§ Problem requirements
Output solely the number of lines containing the string "phải".

§ Records shown
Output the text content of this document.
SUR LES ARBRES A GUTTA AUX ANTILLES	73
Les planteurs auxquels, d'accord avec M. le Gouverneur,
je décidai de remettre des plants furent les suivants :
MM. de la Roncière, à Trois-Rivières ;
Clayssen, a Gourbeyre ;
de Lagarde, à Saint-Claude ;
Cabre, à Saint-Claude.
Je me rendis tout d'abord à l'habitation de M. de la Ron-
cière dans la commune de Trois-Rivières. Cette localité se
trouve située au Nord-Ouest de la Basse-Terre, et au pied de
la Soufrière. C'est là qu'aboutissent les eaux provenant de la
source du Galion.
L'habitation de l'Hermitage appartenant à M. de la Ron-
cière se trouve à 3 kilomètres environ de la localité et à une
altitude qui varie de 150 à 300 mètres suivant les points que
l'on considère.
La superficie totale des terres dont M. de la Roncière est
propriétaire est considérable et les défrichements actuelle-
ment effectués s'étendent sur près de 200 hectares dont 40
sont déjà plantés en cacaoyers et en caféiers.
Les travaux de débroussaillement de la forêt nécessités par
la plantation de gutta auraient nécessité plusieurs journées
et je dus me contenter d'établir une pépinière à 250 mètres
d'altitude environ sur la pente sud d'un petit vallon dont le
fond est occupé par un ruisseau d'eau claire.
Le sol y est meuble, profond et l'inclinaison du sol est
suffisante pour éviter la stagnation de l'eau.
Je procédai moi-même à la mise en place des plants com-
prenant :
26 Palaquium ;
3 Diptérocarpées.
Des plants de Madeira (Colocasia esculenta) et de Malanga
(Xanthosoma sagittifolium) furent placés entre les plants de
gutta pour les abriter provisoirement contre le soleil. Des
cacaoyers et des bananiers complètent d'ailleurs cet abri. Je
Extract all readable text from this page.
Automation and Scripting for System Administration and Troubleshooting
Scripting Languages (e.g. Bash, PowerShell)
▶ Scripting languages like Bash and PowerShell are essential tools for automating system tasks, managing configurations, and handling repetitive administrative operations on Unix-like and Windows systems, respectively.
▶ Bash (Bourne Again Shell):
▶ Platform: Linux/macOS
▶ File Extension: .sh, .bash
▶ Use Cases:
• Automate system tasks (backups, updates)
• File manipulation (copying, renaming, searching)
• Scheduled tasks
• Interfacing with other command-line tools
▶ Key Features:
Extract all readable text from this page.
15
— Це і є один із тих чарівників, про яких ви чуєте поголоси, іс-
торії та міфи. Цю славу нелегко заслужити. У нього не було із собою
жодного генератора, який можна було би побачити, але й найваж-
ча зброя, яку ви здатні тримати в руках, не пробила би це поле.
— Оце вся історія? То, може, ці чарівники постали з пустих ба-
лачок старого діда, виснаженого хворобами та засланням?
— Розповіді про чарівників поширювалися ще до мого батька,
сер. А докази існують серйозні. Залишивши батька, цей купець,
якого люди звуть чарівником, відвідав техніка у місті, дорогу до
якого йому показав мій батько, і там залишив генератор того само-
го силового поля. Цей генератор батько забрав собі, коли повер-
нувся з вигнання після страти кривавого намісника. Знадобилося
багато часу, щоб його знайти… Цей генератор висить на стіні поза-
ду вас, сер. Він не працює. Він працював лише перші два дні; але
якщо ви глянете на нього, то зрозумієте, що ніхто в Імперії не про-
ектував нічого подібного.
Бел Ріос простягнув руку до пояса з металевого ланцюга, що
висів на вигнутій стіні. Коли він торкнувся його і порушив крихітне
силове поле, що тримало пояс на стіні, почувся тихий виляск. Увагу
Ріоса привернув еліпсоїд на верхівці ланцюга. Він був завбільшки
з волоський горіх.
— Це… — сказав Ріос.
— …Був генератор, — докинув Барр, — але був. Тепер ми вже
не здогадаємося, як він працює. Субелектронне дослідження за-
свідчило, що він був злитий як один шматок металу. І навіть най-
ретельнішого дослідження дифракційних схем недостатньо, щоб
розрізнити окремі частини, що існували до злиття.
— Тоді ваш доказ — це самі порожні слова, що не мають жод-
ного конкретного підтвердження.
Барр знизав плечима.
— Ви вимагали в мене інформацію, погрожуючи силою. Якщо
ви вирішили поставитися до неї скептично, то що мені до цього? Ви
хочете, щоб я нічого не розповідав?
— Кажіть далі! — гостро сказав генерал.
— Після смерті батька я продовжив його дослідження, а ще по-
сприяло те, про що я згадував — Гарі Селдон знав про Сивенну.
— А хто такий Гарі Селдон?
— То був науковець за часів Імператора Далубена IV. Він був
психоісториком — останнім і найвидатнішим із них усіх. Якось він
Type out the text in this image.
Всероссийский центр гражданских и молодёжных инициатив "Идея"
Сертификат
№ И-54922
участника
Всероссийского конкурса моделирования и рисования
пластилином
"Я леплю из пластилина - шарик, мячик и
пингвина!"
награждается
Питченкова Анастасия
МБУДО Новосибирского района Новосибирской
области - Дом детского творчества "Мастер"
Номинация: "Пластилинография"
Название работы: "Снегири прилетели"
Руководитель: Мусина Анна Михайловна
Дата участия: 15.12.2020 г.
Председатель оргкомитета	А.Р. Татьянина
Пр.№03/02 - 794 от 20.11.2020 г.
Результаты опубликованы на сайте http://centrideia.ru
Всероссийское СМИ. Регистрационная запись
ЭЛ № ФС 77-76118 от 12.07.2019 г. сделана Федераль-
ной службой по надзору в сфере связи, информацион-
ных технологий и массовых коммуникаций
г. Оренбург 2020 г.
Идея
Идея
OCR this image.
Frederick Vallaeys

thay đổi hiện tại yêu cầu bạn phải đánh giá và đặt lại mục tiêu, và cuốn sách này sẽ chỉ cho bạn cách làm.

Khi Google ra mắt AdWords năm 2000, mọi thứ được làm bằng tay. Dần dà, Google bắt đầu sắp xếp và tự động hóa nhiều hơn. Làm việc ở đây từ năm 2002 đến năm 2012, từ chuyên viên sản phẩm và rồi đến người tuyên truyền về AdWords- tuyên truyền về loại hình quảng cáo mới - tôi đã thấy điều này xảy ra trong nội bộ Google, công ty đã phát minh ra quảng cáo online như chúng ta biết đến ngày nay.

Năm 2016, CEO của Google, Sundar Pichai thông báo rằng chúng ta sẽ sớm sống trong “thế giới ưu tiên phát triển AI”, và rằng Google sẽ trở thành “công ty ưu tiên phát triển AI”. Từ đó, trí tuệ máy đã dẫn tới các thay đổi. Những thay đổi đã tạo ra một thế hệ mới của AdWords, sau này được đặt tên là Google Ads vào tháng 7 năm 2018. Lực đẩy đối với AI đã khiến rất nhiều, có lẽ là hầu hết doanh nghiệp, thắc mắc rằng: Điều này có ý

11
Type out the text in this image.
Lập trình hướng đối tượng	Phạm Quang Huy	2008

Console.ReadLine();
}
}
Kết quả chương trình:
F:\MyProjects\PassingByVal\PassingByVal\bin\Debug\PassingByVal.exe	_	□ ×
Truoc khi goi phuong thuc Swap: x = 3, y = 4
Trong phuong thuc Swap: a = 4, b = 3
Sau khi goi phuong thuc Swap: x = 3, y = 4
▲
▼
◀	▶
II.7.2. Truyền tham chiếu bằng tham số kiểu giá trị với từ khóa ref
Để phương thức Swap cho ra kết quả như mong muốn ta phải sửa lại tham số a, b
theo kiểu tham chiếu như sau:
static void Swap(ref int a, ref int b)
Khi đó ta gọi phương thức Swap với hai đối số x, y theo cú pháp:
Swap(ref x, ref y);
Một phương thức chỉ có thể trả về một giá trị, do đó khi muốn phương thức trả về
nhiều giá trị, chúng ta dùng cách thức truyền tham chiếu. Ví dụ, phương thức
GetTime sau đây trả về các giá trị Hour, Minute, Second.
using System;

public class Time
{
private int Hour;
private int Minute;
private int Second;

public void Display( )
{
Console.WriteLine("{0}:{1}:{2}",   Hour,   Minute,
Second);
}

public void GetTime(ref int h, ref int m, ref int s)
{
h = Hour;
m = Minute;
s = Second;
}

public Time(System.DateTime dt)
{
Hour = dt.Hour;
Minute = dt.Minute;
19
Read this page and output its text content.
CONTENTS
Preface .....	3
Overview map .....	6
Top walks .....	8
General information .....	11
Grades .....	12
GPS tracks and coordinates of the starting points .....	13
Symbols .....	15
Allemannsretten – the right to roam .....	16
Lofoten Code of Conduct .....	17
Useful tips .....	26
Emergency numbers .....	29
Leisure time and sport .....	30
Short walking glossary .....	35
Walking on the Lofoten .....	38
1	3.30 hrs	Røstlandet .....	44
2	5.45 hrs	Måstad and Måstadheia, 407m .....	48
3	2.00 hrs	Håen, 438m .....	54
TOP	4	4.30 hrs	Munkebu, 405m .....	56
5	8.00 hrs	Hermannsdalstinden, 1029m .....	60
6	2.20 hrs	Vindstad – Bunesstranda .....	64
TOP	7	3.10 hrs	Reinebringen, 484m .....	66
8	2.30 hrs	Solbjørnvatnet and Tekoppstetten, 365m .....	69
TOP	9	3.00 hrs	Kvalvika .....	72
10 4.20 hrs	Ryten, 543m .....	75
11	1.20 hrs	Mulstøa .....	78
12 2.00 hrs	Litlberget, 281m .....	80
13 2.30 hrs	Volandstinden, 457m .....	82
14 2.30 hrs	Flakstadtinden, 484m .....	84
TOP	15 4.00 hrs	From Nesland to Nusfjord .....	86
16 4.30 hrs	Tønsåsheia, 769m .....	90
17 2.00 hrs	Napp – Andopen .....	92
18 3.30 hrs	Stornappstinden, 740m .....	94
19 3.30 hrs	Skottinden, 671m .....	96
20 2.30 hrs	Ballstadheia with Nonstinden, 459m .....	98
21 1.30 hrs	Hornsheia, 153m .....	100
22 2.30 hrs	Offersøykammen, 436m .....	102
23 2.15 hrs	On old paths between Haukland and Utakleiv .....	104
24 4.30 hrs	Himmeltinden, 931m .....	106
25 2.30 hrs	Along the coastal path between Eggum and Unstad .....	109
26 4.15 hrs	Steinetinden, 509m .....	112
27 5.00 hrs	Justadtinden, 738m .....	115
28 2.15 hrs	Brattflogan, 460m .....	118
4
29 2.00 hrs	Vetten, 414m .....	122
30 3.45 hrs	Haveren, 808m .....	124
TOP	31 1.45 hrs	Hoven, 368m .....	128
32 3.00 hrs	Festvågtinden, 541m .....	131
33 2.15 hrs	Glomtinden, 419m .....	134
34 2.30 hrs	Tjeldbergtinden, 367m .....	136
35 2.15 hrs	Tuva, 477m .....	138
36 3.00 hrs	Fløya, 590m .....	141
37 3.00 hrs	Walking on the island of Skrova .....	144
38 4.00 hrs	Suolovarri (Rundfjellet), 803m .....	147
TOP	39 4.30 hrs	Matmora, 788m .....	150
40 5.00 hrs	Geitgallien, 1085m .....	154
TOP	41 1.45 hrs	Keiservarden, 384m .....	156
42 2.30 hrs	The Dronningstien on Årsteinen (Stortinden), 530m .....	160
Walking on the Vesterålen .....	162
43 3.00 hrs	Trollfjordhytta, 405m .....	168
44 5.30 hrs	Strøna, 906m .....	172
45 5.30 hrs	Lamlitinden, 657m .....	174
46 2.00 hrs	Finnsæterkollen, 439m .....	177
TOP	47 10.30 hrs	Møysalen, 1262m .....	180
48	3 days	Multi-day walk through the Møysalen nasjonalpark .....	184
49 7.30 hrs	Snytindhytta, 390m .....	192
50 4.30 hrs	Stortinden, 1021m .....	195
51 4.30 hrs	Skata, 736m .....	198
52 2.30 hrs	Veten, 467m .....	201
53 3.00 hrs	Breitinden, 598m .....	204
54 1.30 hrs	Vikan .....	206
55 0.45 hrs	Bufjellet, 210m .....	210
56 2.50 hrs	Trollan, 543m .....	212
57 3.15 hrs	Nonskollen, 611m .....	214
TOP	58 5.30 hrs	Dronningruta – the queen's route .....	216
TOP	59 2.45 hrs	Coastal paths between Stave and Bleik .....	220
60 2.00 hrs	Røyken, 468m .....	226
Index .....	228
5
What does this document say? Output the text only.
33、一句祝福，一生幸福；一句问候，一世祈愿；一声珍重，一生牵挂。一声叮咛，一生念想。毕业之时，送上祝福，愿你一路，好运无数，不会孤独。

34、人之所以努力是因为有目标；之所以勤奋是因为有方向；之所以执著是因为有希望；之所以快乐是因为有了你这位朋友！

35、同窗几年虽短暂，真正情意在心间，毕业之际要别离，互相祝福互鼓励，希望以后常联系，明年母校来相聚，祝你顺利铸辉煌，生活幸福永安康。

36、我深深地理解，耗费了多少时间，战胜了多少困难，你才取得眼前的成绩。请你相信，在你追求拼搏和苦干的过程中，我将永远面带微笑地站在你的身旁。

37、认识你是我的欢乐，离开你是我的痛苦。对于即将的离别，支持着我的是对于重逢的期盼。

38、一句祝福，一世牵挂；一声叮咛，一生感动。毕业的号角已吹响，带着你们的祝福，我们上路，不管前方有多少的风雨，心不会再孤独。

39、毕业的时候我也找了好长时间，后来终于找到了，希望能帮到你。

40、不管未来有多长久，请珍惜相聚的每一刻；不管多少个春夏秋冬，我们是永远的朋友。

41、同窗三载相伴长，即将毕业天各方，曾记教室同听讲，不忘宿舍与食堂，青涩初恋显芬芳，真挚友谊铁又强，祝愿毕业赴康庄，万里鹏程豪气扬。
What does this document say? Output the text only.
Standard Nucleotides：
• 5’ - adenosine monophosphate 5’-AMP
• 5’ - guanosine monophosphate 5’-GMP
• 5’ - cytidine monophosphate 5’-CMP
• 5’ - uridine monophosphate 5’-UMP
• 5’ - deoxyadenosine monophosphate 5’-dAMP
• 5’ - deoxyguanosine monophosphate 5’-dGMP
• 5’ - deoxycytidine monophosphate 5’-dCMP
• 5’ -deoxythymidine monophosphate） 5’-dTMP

§ Finished task
2